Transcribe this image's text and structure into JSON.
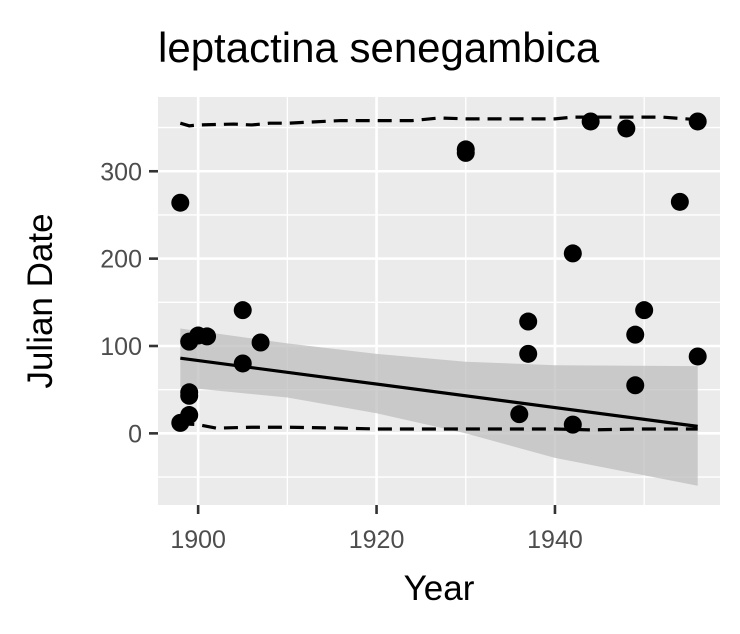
{
  "chart_data": {
    "type": "scatter",
    "title": "leptactina senegambica",
    "xlabel": "Year",
    "ylabel": "Julian Date",
    "xlim": [
      1895.5,
      1958.5
    ],
    "ylim": [
      -82,
      385
    ],
    "x_ticks": [
      1900,
      1920,
      1940
    ],
    "y_ticks": [
      0,
      100,
      200,
      300
    ],
    "grid": true,
    "legend": "none",
    "colors": {
      "panel_background": "#ebebeb",
      "grid_major": "#ffffff",
      "points": "#000000",
      "trend_line": "#000000",
      "confidence_band": "#bdbdbd",
      "tick_text": "#4d4d4d"
    },
    "points": [
      {
        "x": 1898,
        "y": 264
      },
      {
        "x": 1898,
        "y": 12
      },
      {
        "x": 1899,
        "y": 105
      },
      {
        "x": 1899,
        "y": 47
      },
      {
        "x": 1899,
        "y": 43
      },
      {
        "x": 1899,
        "y": 21
      },
      {
        "x": 1900,
        "y": 112
      },
      {
        "x": 1901,
        "y": 111
      },
      {
        "x": 1905,
        "y": 141
      },
      {
        "x": 1905,
        "y": 80
      },
      {
        "x": 1907,
        "y": 104
      },
      {
        "x": 1930,
        "y": 325
      },
      {
        "x": 1930,
        "y": 321
      },
      {
        "x": 1936,
        "y": 22
      },
      {
        "x": 1937,
        "y": 128
      },
      {
        "x": 1937,
        "y": 91
      },
      {
        "x": 1942,
        "y": 206
      },
      {
        "x": 1942,
        "y": 10
      },
      {
        "x": 1944,
        "y": 357
      },
      {
        "x": 1948,
        "y": 349
      },
      {
        "x": 1949,
        "y": 113
      },
      {
        "x": 1949,
        "y": 55
      },
      {
        "x": 1950,
        "y": 141
      },
      {
        "x": 1954,
        "y": 265
      },
      {
        "x": 1956,
        "y": 357
      },
      {
        "x": 1956,
        "y": 88
      }
    ],
    "trend_line": {
      "x": [
        1898,
        1956
      ],
      "y": [
        86,
        8
      ]
    },
    "confidence_band": {
      "x": [
        1898,
        1910,
        1920,
        1930,
        1940,
        1956
      ],
      "upper": [
        120,
        103,
        91,
        82,
        78,
        77
      ],
      "lower": [
        53,
        41,
        23,
        0,
        -28,
        -60
      ]
    },
    "quantile_upper": {
      "x": [
        1898,
        1899,
        1900,
        1904,
        1906,
        1908,
        1910,
        1916,
        1924,
        1927,
        1930,
        1936,
        1940,
        1942,
        1946,
        1952,
        1956
      ],
      "y": [
        355,
        352,
        353,
        354,
        353,
        355,
        355,
        358,
        358,
        361,
        360,
        360,
        360,
        362,
        362,
        362,
        359
      ]
    },
    "quantile_lower": {
      "x": [
        1898,
        1900,
        1902,
        1906,
        1910,
        1916,
        1920,
        1930,
        1940,
        1944,
        1950,
        1956
      ],
      "y": [
        11,
        10,
        6,
        7,
        7,
        6,
        5,
        5,
        5,
        4,
        5,
        5
      ]
    }
  }
}
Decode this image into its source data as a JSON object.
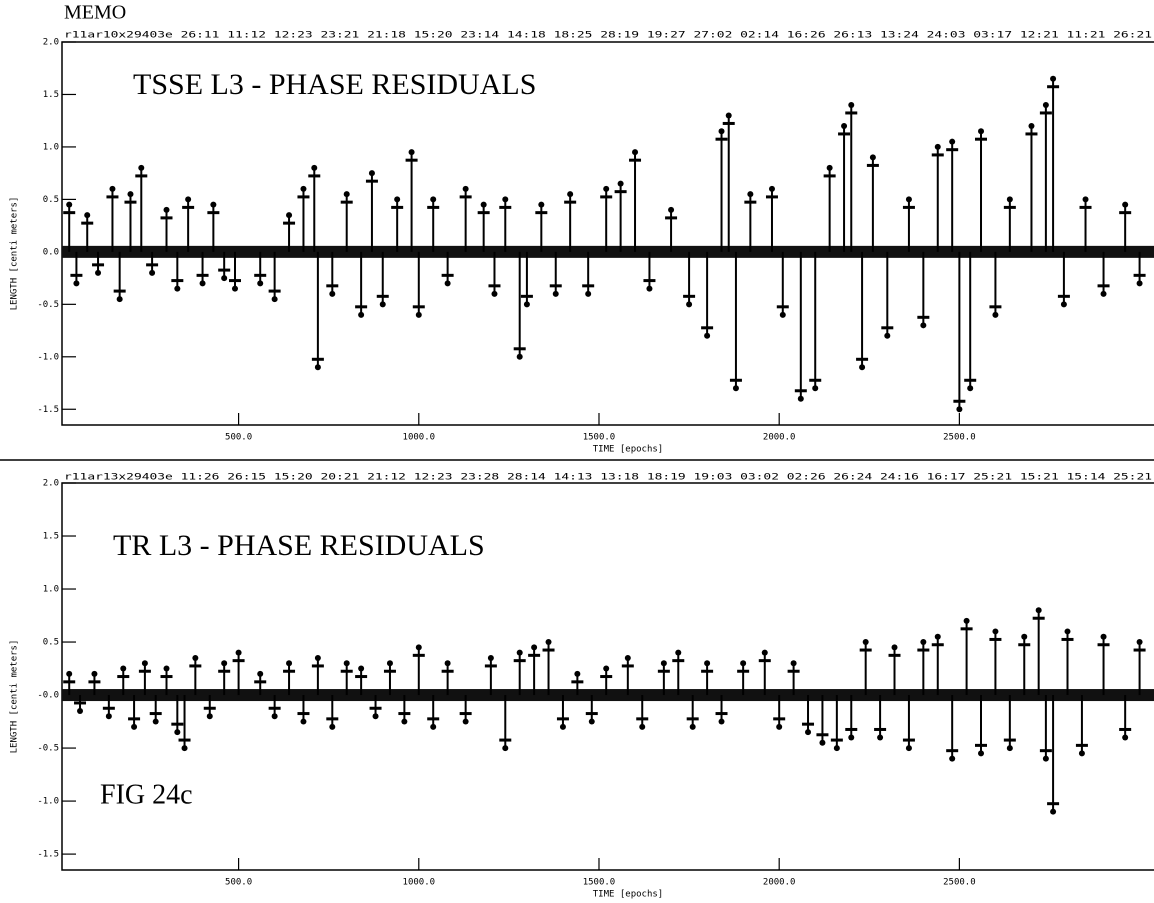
{
  "memo": "MEMO",
  "figure_label": "FIG 24c",
  "chart_data": [
    {
      "type": "stem",
      "title": "TSSE L3 - PHASE RESIDUALS",
      "header": "r11ar10x29403e 26:11 11:12 12:23 23:21 21:18 15:20 23:14 14:18 18:25 28:19 19:27 27:02 02:14 16:26 26:13 13:24 24:03 03:17 12:21 11:21 26:21",
      "x_label": "TIME [epochs]",
      "y_label": "LENGTH [centi meters]",
      "xlim": [
        10,
        3040
      ],
      "ylim": [
        -1.65,
        2.0
      ],
      "xticks": [
        {
          "value": 500,
          "label": "500.0"
        },
        {
          "value": 1000,
          "label": "1000.0"
        },
        {
          "value": 1500,
          "label": "1500.0"
        },
        {
          "value": 2000,
          "label": "2000.0"
        },
        {
          "value": 2500,
          "label": "2500.0"
        }
      ],
      "yticks": [
        {
          "value": 2,
          "label": "2.0"
        },
        {
          "value": 1.5,
          "label": "1.5"
        },
        {
          "value": 1,
          "label": "1.0"
        },
        {
          "value": 0.5,
          "label": "0.5"
        },
        {
          "value": 0,
          "label": "0.0"
        },
        {
          "value": -0.5,
          "label": "-0.5"
        },
        {
          "value": -1,
          "label": "-1.0"
        },
        {
          "value": -1.5,
          "label": "-1.5"
        }
      ],
      "color": "#000000",
      "x": [
        30,
        50,
        80,
        110,
        150,
        170,
        200,
        230,
        260,
        300,
        330,
        360,
        400,
        430,
        460,
        490,
        560,
        600,
        640,
        680,
        710,
        720,
        760,
        800,
        840,
        870,
        900,
        940,
        980,
        1000,
        1040,
        1080,
        1130,
        1180,
        1210,
        1240,
        1280,
        1300,
        1340,
        1380,
        1420,
        1470,
        1520,
        1560,
        1600,
        1640,
        1700,
        1750,
        1800,
        1840,
        1860,
        1880,
        1920,
        1980,
        2010,
        2060,
        2100,
        2140,
        2180,
        2200,
        2230,
        2260,
        2300,
        2360,
        2400,
        2440,
        2480,
        2500,
        2530,
        2560,
        2600,
        2640,
        2700,
        2740,
        2760,
        2790,
        2850,
        2900,
        2960,
        3000
      ],
      "values": [
        0.45,
        -0.3,
        0.35,
        -0.2,
        0.6,
        -0.45,
        0.55,
        0.8,
        -0.2,
        0.4,
        -0.35,
        0.5,
        -0.3,
        0.45,
        -0.25,
        -0.35,
        -0.3,
        -0.45,
        0.35,
        0.6,
        0.8,
        -1.1,
        -0.4,
        0.55,
        -0.6,
        0.75,
        -0.5,
        0.5,
        0.95,
        -0.6,
        0.5,
        -0.3,
        0.6,
        0.45,
        -0.4,
        0.5,
        -1.0,
        -0.5,
        0.45,
        -0.4,
        0.55,
        -0.4,
        0.6,
        0.65,
        0.95,
        -0.35,
        0.4,
        -0.5,
        -0.8,
        1.15,
        1.3,
        -1.3,
        0.55,
        0.6,
        -0.6,
        -1.4,
        -1.3,
        0.8,
        1.2,
        1.4,
        -1.1,
        0.9,
        -0.8,
        0.5,
        -0.7,
        1.0,
        1.05,
        -1.5,
        -1.3,
        1.15,
        -0.6,
        0.5,
        1.2,
        1.4,
        1.65,
        -0.5,
        0.5,
        -0.4,
        0.45,
        -0.3
      ]
    },
    {
      "type": "stem",
      "title": "TR L3 - PHASE RESIDUALS",
      "header": "r11ar13x29403e 11:26 26:15 15:20 20:21 21:12 12:23 23:28 28:14 14:13 13:18 18:19 19:03 03:02 02:26 26:24 24:16 16:17 25:21 15:21 15:14 25:21",
      "x_label": "TIME [epochs]",
      "y_label": "LENGTH [centi meters]",
      "xlim": [
        10,
        3040
      ],
      "ylim": [
        -1.65,
        2.0
      ],
      "xticks": [
        {
          "value": 500,
          "label": "500.0"
        },
        {
          "value": 1000,
          "label": "1000.0"
        },
        {
          "value": 1500,
          "label": "1500.0"
        },
        {
          "value": 2000,
          "label": "2000.0"
        },
        {
          "value": 2500,
          "label": "2500.0"
        }
      ],
      "yticks": [
        {
          "value": 2,
          "label": "2.0"
        },
        {
          "value": 1.5,
          "label": "1.5"
        },
        {
          "value": 1,
          "label": "1.0"
        },
        {
          "value": 0.5,
          "label": "0.5"
        },
        {
          "value": 0,
          "label": "-0.0"
        },
        {
          "value": -0.5,
          "label": "-0.5"
        },
        {
          "value": -1,
          "label": "-1.0"
        },
        {
          "value": -1.5,
          "label": "-1.5"
        }
      ],
      "color": "#000000",
      "x": [
        30,
        60,
        100,
        140,
        180,
        210,
        240,
        270,
        300,
        330,
        350,
        380,
        420,
        460,
        500,
        560,
        600,
        640,
        680,
        720,
        760,
        800,
        840,
        880,
        920,
        960,
        1000,
        1040,
        1080,
        1130,
        1200,
        1240,
        1280,
        1320,
        1360,
        1400,
        1440,
        1480,
        1520,
        1580,
        1620,
        1680,
        1720,
        1760,
        1800,
        1840,
        1900,
        1960,
        2000,
        2040,
        2080,
        2120,
        2160,
        2200,
        2240,
        2280,
        2320,
        2360,
        2400,
        2440,
        2480,
        2520,
        2560,
        2600,
        2640,
        2680,
        2720,
        2740,
        2760,
        2800,
        2840,
        2900,
        2960,
        3000
      ],
      "values": [
        0.2,
        -0.15,
        0.2,
        -0.2,
        0.25,
        -0.3,
        0.3,
        -0.25,
        0.25,
        -0.35,
        -0.5,
        0.35,
        -0.2,
        0.3,
        0.4,
        0.2,
        -0.2,
        0.3,
        -0.25,
        0.35,
        -0.3,
        0.3,
        0.25,
        -0.2,
        0.3,
        -0.25,
        0.45,
        -0.3,
        0.3,
        -0.25,
        0.35,
        -0.5,
        0.4,
        0.45,
        0.5,
        -0.3,
        0.2,
        -0.25,
        0.25,
        0.35,
        -0.3,
        0.3,
        0.4,
        -0.3,
        0.3,
        -0.25,
        0.3,
        0.4,
        -0.3,
        0.3,
        -0.35,
        -0.45,
        -0.5,
        -0.4,
        0.5,
        -0.4,
        0.45,
        -0.5,
        0.5,
        0.55,
        -0.6,
        0.7,
        -0.55,
        0.6,
        -0.5,
        0.55,
        0.8,
        -0.6,
        -1.1,
        0.6,
        -0.55,
        0.55,
        -0.4,
        0.5
      ]
    }
  ]
}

## AIM OF THE TASK
Search the preceding listing for the word "JSON" and pull out every line that holds it.

## THE ANSWER
Transcribe this image's text and structure into JSON.
Decode this image into its source data as a JSON object.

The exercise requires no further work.